> _TASK DETAILS_: Read through the data and report every line in which the word "processes" occurs.

> _Stored records_:
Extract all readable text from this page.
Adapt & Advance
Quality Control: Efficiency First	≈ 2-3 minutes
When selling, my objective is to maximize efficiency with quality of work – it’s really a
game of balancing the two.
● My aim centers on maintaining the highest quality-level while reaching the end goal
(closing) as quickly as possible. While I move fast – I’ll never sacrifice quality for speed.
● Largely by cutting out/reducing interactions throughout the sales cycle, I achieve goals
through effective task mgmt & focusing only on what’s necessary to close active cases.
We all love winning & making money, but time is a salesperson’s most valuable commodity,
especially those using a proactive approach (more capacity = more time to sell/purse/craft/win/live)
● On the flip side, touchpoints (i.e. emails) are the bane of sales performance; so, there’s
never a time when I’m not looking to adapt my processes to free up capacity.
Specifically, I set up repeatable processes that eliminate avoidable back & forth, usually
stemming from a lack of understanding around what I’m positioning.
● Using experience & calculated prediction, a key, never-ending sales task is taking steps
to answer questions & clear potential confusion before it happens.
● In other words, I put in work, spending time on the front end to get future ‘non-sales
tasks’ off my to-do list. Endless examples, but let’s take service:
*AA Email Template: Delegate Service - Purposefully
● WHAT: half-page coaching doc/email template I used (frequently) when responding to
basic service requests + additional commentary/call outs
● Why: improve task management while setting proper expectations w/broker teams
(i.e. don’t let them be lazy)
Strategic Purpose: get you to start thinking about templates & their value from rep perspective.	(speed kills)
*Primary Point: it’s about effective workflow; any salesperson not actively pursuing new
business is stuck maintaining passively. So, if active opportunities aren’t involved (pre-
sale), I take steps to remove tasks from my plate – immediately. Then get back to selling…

> _OUTPUT OF THE EXERCISE_:
never a time when I’m not looking to adapt my processes to free up capacity.
Specifically, I set up repeatable processes that eliminate avoidable back & forth, usually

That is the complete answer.